EXERCISE GOAL:
Return every entry exactly.

PROVIDED MATERIAL:
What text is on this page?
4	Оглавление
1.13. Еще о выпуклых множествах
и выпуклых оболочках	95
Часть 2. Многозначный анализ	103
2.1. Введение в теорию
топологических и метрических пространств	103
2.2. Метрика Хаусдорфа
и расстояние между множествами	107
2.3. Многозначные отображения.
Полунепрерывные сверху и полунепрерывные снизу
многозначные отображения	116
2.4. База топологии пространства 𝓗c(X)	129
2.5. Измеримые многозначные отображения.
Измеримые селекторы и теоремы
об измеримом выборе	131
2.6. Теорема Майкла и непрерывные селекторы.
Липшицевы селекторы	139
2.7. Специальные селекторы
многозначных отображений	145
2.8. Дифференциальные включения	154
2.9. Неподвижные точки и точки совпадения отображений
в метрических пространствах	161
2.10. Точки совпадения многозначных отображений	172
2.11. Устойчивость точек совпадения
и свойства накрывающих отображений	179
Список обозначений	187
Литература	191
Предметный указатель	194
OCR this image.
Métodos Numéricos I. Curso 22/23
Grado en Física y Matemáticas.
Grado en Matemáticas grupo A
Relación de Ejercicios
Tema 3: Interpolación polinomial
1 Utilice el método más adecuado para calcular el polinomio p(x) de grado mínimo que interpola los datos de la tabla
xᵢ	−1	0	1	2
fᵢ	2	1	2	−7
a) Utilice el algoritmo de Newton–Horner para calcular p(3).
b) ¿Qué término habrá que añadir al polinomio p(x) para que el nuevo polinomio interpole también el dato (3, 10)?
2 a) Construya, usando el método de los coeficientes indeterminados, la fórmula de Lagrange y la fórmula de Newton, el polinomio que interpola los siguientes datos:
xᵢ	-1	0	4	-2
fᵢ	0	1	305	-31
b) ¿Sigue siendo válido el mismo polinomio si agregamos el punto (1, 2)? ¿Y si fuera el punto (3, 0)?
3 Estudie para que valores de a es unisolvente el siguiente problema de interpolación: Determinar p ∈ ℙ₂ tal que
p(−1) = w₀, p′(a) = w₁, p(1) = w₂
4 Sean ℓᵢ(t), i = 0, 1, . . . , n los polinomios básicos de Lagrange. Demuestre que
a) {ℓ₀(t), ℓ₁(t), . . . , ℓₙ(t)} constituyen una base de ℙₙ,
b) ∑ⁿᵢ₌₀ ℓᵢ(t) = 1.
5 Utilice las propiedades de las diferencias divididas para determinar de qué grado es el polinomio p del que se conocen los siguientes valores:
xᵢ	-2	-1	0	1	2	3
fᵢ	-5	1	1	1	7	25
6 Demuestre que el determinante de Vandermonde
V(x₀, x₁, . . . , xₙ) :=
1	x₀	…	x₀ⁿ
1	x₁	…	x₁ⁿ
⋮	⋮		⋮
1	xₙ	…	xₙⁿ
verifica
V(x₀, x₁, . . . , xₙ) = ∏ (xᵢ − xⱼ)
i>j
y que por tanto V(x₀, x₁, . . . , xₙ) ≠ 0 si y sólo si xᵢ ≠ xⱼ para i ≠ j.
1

RESPONSE TO THE EXERCISE:
What text is on this page?
4	Оглавление
1.13. Еще о выпуклых множествах
и выпуклых оболочках	95
Часть 2. Многозначный анализ	103
2.1. Введение в теорию
топологических и метрических пространств	103
2.2. Метрика Хаусдорфа
и расстояние между множествами	107
2.3. Многозначные отображения.
Полунепрерывные сверху и полунепрерывные снизу
многозначные отображения	116
2.4. База топологии пространства 𝓗c(X)	129
2.5. Измеримые многозначные отображения.
Измеримые селекторы и теоремы
об измеримом выборе	131
2.6. Теорема Майкла и непрерывные селекторы.
Липшицевы селекторы	139
2.7. Специальные селекторы
многозначных отображений	145
2.8. Дифференциальные включения	154
2.9. Неподвижные точки и точки совпадения отображений
в метрических пространствах	161
2.10. Точки совпадения многозначных отображений	172
2.11. Устойчивость точек совпадения
и свойства накрывающих отображений	179
Список обозначений	187
Литература	191
Предметный указатель	194
OCR this image.
Métodos Numéricos I. Curso 22/23
Grado en Física y Matemáticas.
Grado en Matemáticas grupo A
Relación de Ejercicios
Tema 3: Interpolación polinomial
1 Utilice el método más adecuado para calcular el polinomio p(x) de grado mínimo que interpola los datos de la tabla
xᵢ	−1	0	1	2
fᵢ	2	1	2	−7
a) Utilice el algoritmo de Newton–Horner para calcular p(3).
b) ¿Qué término habrá que añadir al polinomio p(x) para que el nuevo polinomio interpole también el dato (3, 10)?
2 a) Construya, usando el método de los coeficientes indeterminados, la fórmula de Lagrange y la fórmula de Newton, el polinomio que interpola los siguientes datos:
xᵢ	-1	0	4	-2
fᵢ	0	1	305	-31
b) ¿Sigue siendo válido el mismo polinomio si agregamos el punto (1, 2)? ¿Y si fuera el punto (3, 0)?
3 Estudie para que valores de a es unisolvente el siguiente problema de interpolación: Determinar p ∈ ℙ₂ tal que
p(−1) = w₀, p′(a) = w₁, p(1) = w₂
4 Sean ℓᵢ(t), i = 0, 1, . . . , n los polinomios básicos de Lagrange. Demuestre que
a) {ℓ₀(t), ℓ₁(t), . . . , ℓₙ(t)} constituyen una base de ℙₙ,
b) ∑ⁿᵢ₌₀ ℓᵢ(t) = 1.
5 Utilice las propiedades de las diferencias divididas para determinar de qué grado es el polinomio p del que se conocen los siguientes valores:
xᵢ	-2	-1	0	1	2	3
fᵢ	-5	1	1	1	7	25
6 Demuestre que el determinante de Vandermonde
V(x₀, x₁, . . . , xₙ) :=
1	x₀	…	x₀ⁿ
1	x₁	…	x₁ⁿ
⋮	⋮		⋮
1	xₙ	…	xₙⁿ
verifica
V(x₀, x₁, . . . , xₙ) = ∏ (xᵢ − xⱼ)
i>j
y que por tanto V(x₀, x₁, . . . , xₙ) ≠ 0 si y sólo si xᵢ ≠ xⱼ para i ≠ j.
1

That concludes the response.